Stored rows →

=======

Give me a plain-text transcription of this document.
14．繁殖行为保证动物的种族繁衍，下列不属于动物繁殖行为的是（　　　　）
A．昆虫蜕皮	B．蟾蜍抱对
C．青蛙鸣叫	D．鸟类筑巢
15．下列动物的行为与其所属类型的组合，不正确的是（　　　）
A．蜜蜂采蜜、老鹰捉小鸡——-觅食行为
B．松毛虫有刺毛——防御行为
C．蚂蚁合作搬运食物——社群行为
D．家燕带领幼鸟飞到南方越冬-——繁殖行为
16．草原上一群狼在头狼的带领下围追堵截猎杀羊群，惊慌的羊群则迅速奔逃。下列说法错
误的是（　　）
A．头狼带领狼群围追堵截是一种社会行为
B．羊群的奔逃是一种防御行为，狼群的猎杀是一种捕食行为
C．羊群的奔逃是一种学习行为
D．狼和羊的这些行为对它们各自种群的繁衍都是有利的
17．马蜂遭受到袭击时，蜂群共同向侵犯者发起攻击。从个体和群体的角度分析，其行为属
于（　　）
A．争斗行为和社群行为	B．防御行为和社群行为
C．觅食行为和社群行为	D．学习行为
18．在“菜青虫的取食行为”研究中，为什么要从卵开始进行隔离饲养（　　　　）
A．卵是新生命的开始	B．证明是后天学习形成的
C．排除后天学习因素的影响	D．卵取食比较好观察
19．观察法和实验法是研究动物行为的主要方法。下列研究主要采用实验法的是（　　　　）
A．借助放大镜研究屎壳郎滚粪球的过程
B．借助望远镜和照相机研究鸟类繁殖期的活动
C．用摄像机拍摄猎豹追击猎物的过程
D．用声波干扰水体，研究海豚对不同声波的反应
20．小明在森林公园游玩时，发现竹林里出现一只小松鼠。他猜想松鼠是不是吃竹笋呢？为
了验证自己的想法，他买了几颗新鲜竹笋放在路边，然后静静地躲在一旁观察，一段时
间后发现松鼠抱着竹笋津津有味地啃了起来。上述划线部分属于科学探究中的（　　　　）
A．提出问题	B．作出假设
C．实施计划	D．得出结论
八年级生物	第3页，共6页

=======

What the exercise asks →
Quote all of the entries exactly as they appear.

Answer to the task →
Give me a plain-text transcription of this document.
14．繁殖行为保证动物的种族繁衍，下列不属于动物繁殖行为的是（　　　　）
A．昆虫蜕皮	B．蟾蜍抱对
C．青蛙鸣叫	D．鸟类筑巢
15．下列动物的行为与其所属类型的组合，不正确的是（　　　）
A．蜜蜂采蜜、老鹰捉小鸡——-觅食行为
B．松毛虫有刺毛——防御行为
C．蚂蚁合作搬运食物——社群行为
D．家燕带领幼鸟飞到南方越冬-——繁殖行为
16．草原上一群狼在头狼的带领下围追堵截猎杀羊群，惊慌的羊群则迅速奔逃。下列说法错
误的是（　　）
A．头狼带领狼群围追堵截是一种社会行为
B．羊群的奔逃是一种防御行为，狼群的猎杀是一种捕食行为
C．羊群的奔逃是一种学习行为
D．狼和羊的这些行为对它们各自种群的繁衍都是有利的
17．马蜂遭受到袭击时，蜂群共同向侵犯者发起攻击。从个体和群体的角度分析，其行为属
于（　　）
A．争斗行为和社群行为	B．防御行为和社群行为
C．觅食行为和社群行为	D．学习行为
18．在“菜青虫的取食行为”研究中，为什么要从卵开始进行隔离饲养（　　　　）
A．卵是新生命的开始	B．证明是后天学习形成的
C．排除后天学习因素的影响	D．卵取食比较好观察
19．观察法和实验法是研究动物行为的主要方法。下列研究主要采用实验法的是（　　　　）
A．借助放大镜研究屎壳郎滚粪球的过程
B．借助望远镜和照相机研究鸟类繁殖期的活动
C．用摄像机拍摄猎豹追击猎物的过程
D．用声波干扰水体，研究海豚对不同声波的反应
20．小明在森林公园游玩时，发现竹林里出现一只小松鼠。他猜想松鼠是不是吃竹笋呢？为
了验证自己的想法，他买了几颗新鲜竹笋放在路边，然后静静地躲在一旁观察，一段时
间后发现松鼠抱着竹笋津津有味地啃了起来。上述划线部分属于科学探究中的（　　　　）
A．提出问题	B．作出假设
C．实施计划	D．得出结论
八年级生物	第3页，共6页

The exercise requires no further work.